EXCERPT PROVIDED:
+ + +
Robert Coleman Foster I (July 8, 1769 – September 27, 1844) was a prominent Nashville, Tennessee, attorney and politician.

Biography
Foster was born in Virginia on July 8, 1769. He was married to Ann Hubbard. He settled near Bardstown, Kentucky, where his son Ephraim was born in 1794, before moving his family to Nashville in 1797.  He was one of Nashville's earliest residents, and one of the original twelve trustees of Davidson Academy, which eventually became Peabody College, and eventually part of Vanderbilt University.

Foster was elected to the Tennessee General Assembly as a member of Tennessee House of Representatives, serving from 1803 to 1807, including a term as speaker of the House in the 6th General Assembly, from 1805 to 1807. He served in the Tennessee Senate in the 8th, 9th, 10th, and 16th General Assemblies (1809–1815 and 1825–1827) and was elected Speaker of the Senate in 1813 and 1825. He was a candidate for governor in 1815 and 1817, running unsuccessfully against Joseph McMinn.
+ + +
DATA BLOCK:
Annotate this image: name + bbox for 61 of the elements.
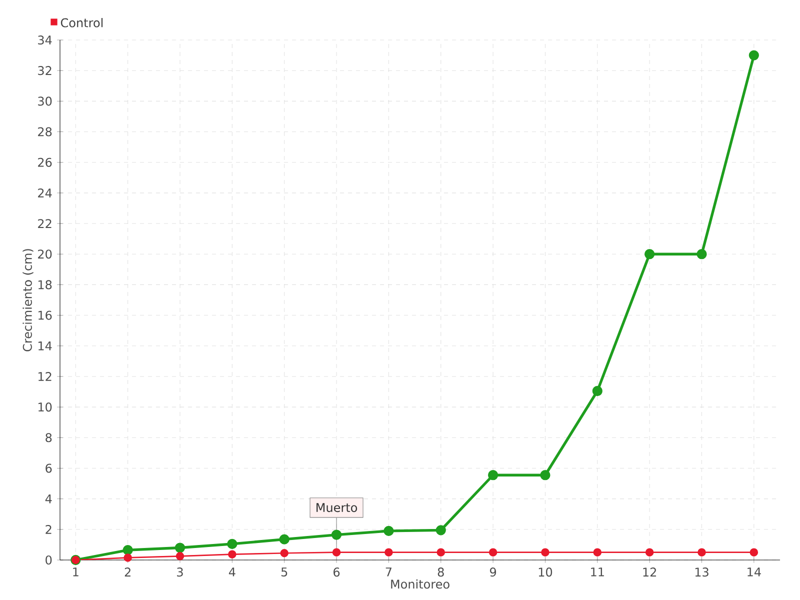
+ + +
WORK TO DO:
Please return, word for word, everything in the Robert Coleman Foster biography from "Foster was elected" down to "against Joseph McMinn.".

EXERCISE SOLUTION:
Foster was elected to the Tennessee General Assembly as a member of Tennessee House of Representatives, serving from 1803 to 1807, including a term as speaker of the House in the 6th General Assembly, from 1805 to 1807. He served in the Tennessee Senate in the 8th, 9th, 10th, and 16th General Assemblies (1809–1815 and 1825–1827) and was elected Speaker of the Senate in 1813 and 1825. He was a candidate for governor in 1815 and 1817, running unsuccessfully against Joseph McMinn.